Written instruction: Starting with the line that has "Convert this screenshot" in it, repeat every line through the last one, word for word, and give nothing more.

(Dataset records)
^^^^^^^^

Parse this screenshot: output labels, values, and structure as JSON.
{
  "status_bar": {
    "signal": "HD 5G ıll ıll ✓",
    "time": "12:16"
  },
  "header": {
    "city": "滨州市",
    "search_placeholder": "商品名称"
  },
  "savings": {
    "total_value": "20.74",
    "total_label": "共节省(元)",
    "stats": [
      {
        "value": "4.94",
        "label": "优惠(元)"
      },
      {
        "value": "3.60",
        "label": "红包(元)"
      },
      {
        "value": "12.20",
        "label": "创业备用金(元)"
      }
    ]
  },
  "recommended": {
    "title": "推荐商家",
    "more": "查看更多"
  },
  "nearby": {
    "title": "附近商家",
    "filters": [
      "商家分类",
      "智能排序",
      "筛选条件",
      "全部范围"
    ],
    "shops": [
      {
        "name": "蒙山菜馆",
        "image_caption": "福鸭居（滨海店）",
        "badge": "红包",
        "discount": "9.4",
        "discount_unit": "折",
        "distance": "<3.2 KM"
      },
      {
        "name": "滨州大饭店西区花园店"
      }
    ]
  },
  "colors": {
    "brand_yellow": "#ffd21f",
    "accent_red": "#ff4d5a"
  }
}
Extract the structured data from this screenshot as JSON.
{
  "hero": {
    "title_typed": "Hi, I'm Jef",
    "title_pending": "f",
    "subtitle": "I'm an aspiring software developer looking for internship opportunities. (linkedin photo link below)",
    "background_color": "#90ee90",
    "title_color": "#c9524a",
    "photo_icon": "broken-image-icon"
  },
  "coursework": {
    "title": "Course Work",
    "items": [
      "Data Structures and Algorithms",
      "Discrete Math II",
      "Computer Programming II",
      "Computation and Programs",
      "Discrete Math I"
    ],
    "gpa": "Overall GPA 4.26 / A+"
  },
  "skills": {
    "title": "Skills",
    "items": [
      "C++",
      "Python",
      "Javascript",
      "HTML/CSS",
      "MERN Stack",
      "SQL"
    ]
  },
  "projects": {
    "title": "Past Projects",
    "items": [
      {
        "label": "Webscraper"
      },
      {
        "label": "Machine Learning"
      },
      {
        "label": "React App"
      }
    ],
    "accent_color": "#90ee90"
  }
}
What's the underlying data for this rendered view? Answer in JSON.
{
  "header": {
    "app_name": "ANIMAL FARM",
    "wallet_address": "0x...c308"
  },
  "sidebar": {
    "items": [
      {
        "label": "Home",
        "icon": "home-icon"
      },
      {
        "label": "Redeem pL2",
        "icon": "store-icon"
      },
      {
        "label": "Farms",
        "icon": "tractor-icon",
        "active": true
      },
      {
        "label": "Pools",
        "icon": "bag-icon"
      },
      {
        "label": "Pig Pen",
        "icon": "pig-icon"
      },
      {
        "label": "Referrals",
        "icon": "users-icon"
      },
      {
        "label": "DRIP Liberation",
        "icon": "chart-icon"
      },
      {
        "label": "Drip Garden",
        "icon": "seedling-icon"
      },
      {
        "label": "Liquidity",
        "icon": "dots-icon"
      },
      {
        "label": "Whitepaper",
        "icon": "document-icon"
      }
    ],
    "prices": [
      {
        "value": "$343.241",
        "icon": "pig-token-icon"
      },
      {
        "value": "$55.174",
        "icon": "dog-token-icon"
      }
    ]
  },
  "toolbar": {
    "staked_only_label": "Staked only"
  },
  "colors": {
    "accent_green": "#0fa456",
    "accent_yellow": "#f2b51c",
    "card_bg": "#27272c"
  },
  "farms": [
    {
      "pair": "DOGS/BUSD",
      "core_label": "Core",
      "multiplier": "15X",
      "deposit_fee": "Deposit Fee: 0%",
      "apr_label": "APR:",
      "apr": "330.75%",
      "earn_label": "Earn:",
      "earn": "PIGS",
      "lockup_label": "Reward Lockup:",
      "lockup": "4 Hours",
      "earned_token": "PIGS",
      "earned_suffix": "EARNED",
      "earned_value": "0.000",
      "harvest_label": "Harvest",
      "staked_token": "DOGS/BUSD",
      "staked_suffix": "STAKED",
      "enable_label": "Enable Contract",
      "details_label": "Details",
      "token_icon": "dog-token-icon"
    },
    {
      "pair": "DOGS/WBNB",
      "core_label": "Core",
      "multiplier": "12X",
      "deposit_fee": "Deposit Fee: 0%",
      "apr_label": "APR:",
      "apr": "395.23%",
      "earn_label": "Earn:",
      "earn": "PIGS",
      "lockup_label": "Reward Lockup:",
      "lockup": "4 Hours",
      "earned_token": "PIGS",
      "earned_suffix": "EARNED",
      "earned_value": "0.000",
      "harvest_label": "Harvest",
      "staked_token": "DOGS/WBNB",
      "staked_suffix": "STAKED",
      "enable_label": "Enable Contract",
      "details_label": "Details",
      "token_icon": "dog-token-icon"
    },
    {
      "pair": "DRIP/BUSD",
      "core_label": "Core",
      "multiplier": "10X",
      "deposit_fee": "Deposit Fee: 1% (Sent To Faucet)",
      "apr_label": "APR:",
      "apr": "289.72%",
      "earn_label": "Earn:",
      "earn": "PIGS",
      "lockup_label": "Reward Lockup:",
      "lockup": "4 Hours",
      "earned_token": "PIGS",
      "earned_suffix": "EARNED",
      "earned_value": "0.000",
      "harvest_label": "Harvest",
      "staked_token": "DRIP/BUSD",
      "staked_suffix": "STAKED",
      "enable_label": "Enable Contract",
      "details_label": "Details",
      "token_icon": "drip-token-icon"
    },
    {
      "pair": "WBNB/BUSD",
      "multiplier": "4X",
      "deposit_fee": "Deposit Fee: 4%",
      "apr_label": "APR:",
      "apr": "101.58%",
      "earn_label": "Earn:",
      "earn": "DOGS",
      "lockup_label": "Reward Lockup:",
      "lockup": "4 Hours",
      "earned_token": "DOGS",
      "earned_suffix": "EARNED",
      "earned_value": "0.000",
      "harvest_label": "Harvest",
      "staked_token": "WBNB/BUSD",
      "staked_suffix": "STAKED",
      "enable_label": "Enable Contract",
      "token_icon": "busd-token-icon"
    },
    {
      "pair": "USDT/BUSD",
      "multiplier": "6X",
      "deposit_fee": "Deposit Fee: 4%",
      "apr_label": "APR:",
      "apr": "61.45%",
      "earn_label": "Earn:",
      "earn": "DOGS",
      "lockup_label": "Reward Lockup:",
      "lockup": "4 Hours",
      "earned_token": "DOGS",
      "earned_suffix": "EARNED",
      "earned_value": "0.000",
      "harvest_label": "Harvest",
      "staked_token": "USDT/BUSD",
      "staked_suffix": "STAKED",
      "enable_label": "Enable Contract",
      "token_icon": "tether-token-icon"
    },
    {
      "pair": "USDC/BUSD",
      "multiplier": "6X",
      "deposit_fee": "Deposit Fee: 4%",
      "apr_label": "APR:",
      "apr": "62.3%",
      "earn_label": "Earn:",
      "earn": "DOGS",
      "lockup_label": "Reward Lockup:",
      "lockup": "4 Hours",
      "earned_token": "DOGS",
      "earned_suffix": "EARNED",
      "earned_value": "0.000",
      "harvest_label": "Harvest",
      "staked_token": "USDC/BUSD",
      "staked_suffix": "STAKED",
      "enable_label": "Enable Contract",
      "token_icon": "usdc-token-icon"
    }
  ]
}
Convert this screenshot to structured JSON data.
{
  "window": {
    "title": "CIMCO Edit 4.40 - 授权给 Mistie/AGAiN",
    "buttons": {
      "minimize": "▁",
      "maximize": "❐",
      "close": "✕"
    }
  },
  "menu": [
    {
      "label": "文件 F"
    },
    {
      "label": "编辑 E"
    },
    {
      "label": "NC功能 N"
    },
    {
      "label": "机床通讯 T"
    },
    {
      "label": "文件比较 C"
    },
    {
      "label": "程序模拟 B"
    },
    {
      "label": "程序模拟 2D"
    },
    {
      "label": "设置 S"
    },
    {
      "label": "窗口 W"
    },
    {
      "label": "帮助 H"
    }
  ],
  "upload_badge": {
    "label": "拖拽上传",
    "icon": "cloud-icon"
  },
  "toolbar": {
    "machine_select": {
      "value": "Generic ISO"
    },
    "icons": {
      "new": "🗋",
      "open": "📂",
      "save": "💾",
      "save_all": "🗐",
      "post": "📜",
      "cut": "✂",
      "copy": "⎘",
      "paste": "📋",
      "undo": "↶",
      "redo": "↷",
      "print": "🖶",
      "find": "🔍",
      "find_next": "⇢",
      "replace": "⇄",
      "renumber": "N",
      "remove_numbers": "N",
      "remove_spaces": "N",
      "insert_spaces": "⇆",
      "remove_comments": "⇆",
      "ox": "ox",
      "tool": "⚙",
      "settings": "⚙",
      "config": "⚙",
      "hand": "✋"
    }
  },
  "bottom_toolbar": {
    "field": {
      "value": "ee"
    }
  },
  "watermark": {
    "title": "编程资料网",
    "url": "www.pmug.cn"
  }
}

^^^^^^^^

Result of the exercise:
Convert this screenshot to structured JSON data.
{
  "window": {
    "title": "CIMCO Edit 4.40 - 授权给 Mistie/AGAiN",
    "buttons": {
      "minimize": "▁",
      "maximize": "❐",
      "close": "✕"
    }
  },
  "menu": [
    {
      "label": "文件 F"
    },
    {
      "label": "编辑 E"
    },
    {
      "label": "NC功能 N"
    },
    {
      "label": "机床通讯 T"
    },
    {
      "label": "文件比较 C"
    },
    {
      "label": "程序模拟 B"
    },
    {
      "label": "程序模拟 2D"
    },
    {
      "label": "设置 S"
    },
    {
      "label": "窗口 W"
    },
    {
      "label": "帮助 H"
    }
  ],
  "upload_badge": {
    "label": "拖拽上传",
    "icon": "cloud-icon"
  },
  "toolbar": {
    "machine_select": {
      "value": "Generic ISO"
    },
    "icons": {
      "new": "🗋",
      "open": "📂",
      "save": "💾",
      "save_all": "🗐",
      "post": "📜",
      "cut": "✂",
      "copy": "⎘",
      "paste": "📋",
      "undo": "↶",
      "redo": "↷",
      "print": "🖶",
      "find": "🔍",
      "find_next": "⇢",
      "replace": "⇄",
      "renumber": "N",
      "remove_numbers": "N",
      "remove_spaces": "N",
      "insert_spaces": "⇆",
      "remove_comments": "⇆",
      "ox": "ox",
      "tool": "⚙",
      "settings": "⚙",
      "config": "⚙",
      "hand": "✋"
    }
  },
  "bottom_toolbar": {
    "field": {
      "value": "ee"
    }
  },
  "watermark": {
    "title": "编程资料网",
    "url": "www.pmug.cn"
  }
}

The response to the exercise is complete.